** Start Data for this exercise **

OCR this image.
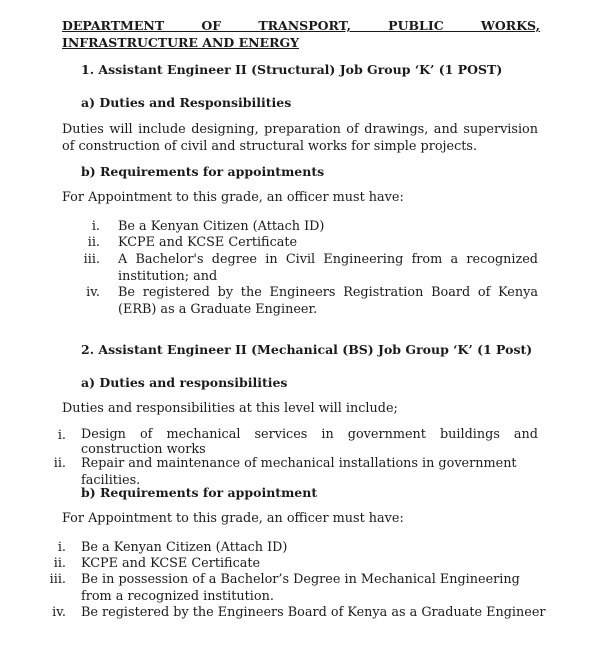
DEPARTMENT OF TRANSPORT, PUBLIC WORKS, INFRASTRUCTURE AND ENERGY
1. Assistant Engineer II (Structural) Job Group ‘K’ (1 POST)
a) Duties and Responsibilities
Duties will include designing, preparation of drawings, and supervision of construction of civil and structural works for simple projects.
b) Requirements for appointments
For Appointment to this grade, an officer must have:
i. Be a Kenyan Citizen (Attach ID)
ii. KCPE and KCSE Certificate
iii. A Bachelor's degree in Civil Engineering from a recognized institution; and
iv. Be registered by the Engineers Registration Board of Kenya (ERB) as a Graduate Engineer.
2. Assistant Engineer II (Mechanical (BS) Job Group ‘K’ (1 Post)
a) Duties and responsibilities
Duties and responsibilities at this level will include;
i. Design of mechanical services in government buildings and construction works
ii. Repair and maintenance of mechanical installations in government facilities.
b) Requirements for appointment
For Appointment to this grade, an officer must have:
i. Be a Kenyan Citizen (Attach ID)
ii. KCPE and KCSE Certificate
iii. Be in possession of a Bachelor’s Degree in Mechanical Engineering from a recognized institution.
iv. Be registered by the Engineers Board of Kenya as a Graduate Engineer
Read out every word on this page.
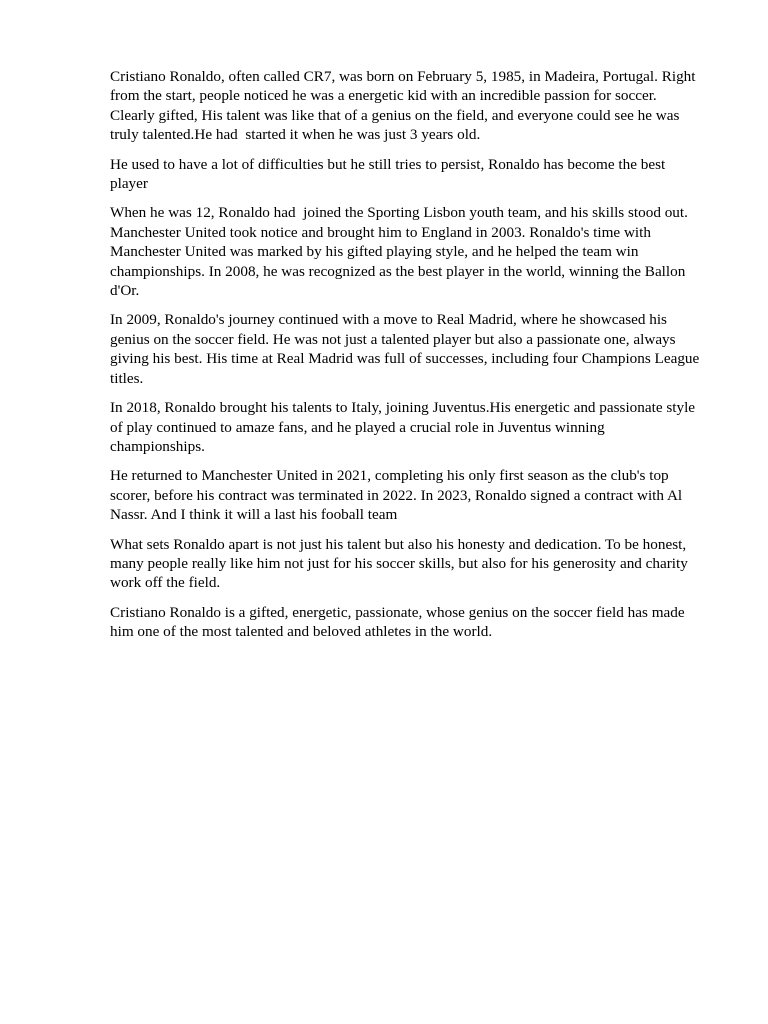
Cristiano Ronaldo, often called CR7, was born on February 5, 1985, in Madeira, Portugal. Right from the start, people noticed he was a energetic kid with an incredible passion for soccer. Clearly gifted, His talent was like that of a genius on the field, and everyone could see he was truly talented.He had  started it when he was just 3 years old.

He used to have a lot of difficulties but he still tries to persist, Ronaldo has become the best player

When he was 12, Ronaldo had  joined the Sporting Lisbon youth team, and his skills stood out. Manchester United took notice and brought him to England in 2003. Ronaldo's time with Manchester United was marked by his gifted playing style, and he helped the team win championships. In 2008, he was recognized as the best player in the world, winning the Ballon d'Or.

In 2009, Ronaldo's journey continued with a move to Real Madrid, where he showcased his genius on the soccer field. He was not just a talented player but also a passionate one, always giving his best. His time at Real Madrid was full of successes, including four Champions League titles.

In 2018, Ronaldo brought his talents to Italy, joining Juventus.His energetic and passionate style of play continued to amaze fans, and he played a crucial role in Juventus winning championships.

He returned to Manchester United in 2021, completing his only first season as the club's top scorer, before his contract was terminated in 2022. In 2023, Ronaldo signed a contract with Al Nassr. And I think it will a last his fooball team

What sets Ronaldo apart is not just his talent but also his honesty and dedication. To be honest, many people really like him not just for his soccer skills, but also for his generosity and charity work off the field.

Cristiano Ronaldo is a gifted, energetic, passionate, whose genius on the soccer field has made him one of the most talented and beloved athletes in the world.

** End Data for this exercise **

- Your task -
Work out how many lines in the records above hold the string "registered", then give only that count.

- Solution to this task -
2